# EXERCISE BRIEF:
Copy all lines in which the word "были" can be found.

# Dataset rows:
******

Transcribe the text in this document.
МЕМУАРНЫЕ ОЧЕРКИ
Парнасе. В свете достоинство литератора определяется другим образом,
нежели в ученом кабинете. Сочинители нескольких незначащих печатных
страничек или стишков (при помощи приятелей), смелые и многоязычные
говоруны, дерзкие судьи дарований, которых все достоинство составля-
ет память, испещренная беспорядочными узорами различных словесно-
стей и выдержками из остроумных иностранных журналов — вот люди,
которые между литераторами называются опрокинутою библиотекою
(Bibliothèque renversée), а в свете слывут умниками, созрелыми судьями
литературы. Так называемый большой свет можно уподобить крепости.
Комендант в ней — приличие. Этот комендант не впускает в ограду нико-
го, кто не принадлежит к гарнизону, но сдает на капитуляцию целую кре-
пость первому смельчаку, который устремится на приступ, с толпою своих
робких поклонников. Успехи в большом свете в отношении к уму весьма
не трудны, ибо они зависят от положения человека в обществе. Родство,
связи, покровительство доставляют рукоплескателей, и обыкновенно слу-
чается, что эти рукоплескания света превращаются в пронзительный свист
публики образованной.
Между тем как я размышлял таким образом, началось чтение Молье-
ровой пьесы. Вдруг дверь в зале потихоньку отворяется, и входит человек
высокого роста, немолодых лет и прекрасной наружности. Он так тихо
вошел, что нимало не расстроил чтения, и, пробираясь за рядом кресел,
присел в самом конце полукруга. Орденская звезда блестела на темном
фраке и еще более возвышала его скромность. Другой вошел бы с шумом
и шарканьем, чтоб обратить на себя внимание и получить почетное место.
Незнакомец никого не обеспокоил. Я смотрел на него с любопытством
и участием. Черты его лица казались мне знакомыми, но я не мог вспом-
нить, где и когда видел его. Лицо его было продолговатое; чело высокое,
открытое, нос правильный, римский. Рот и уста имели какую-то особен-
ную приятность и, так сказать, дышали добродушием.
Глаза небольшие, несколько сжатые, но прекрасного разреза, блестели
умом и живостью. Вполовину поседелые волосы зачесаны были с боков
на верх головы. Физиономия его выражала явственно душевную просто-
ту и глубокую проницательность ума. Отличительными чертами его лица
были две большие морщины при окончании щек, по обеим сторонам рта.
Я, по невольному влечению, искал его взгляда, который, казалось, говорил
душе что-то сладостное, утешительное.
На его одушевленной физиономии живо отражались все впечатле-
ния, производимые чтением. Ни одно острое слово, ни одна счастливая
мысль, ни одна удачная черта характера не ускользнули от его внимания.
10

******

# RESULT FOR THIS EXERCISE:
умом и живостью. Вполовину поседелые волосы зачесаны были с боков
были две большие морщины при окончании щек, по обеим сторонам рта.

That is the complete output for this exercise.